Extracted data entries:

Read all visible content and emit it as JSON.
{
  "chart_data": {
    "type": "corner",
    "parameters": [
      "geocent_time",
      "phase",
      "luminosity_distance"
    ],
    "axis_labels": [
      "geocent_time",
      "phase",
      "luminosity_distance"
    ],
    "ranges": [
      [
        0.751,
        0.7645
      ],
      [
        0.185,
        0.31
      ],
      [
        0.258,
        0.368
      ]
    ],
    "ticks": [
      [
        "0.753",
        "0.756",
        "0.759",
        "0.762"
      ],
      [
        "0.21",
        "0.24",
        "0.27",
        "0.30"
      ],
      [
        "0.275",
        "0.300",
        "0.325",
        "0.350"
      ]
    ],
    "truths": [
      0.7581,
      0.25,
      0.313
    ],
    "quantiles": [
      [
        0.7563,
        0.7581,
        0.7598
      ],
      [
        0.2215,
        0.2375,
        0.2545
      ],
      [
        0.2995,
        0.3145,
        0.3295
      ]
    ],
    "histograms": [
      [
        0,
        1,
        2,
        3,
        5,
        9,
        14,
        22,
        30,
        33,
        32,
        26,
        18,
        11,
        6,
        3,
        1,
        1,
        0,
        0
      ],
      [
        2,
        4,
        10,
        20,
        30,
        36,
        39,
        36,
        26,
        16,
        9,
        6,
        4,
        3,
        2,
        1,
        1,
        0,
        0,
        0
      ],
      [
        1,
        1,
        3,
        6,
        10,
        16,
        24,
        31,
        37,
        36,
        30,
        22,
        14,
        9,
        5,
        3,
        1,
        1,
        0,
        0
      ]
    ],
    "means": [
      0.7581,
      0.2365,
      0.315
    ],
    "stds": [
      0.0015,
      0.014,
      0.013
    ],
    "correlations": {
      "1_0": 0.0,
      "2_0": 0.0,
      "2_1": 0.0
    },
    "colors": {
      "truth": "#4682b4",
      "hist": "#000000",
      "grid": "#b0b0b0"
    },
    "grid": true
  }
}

REQUIREMENTS: Your task is to quote the listing above word for word.

SOLUTION BELOW:
Read all visible content and emit it as JSON.
{
  "chart_data": {
    "type": "corner",
    "parameters": [
      "geocent_time",
      "phase",
      "luminosity_distance"
    ],
    "axis_labels": [
      "geocent_time",
      "phase",
      "luminosity_distance"
    ],
    "ranges": [
      [
        0.751,
        0.7645
      ],
      [
        0.185,
        0.31
      ],
      [
        0.258,
        0.368
      ]
    ],
    "ticks": [
      [
        "0.753",
        "0.756",
        "0.759",
        "0.762"
      ],
      [
        "0.21",
        "0.24",
        "0.27",
        "0.30"
      ],
      [
        "0.275",
        "0.300",
        "0.325",
        "0.350"
      ]
    ],
    "truths": [
      0.7581,
      0.25,
      0.313
    ],
    "quantiles": [
      [
        0.7563,
        0.7581,
        0.7598
      ],
      [
        0.2215,
        0.2375,
        0.2545
      ],
      [
        0.2995,
        0.3145,
        0.3295
      ]
    ],
    "histograms": [
      [
        0,
        1,
        2,
        3,
        5,
        9,
        14,
        22,
        30,
        33,
        32,
        26,
        18,
        11,
        6,
        3,
        1,
        1,
        0,
        0
      ],
      [
        2,
        4,
        10,
        20,
        30,
        36,
        39,
        36,
        26,
        16,
        9,
        6,
        4,
        3,
        2,
        1,
        1,
        0,
        0,
        0
      ],
      [
        1,
        1,
        3,
        6,
        10,
        16,
        24,
        31,
        37,
        36,
        30,
        22,
        14,
        9,
        5,
        3,
        1,
        1,
        0,
        0
      ]
    ],
    "means": [
      0.7581,
      0.2365,
      0.315
    ],
    "stds": [
      0.0015,
      0.014,
      0.013
    ],
    "correlations": {
      "1_0": 0.0,
      "2_0": 0.0,
      "2_1": 0.0
    },
    "colors": {
      "truth": "#4682b4",
      "hist": "#000000",
      "grid": "#b0b0b0"
    },
    "grid": true
  }
}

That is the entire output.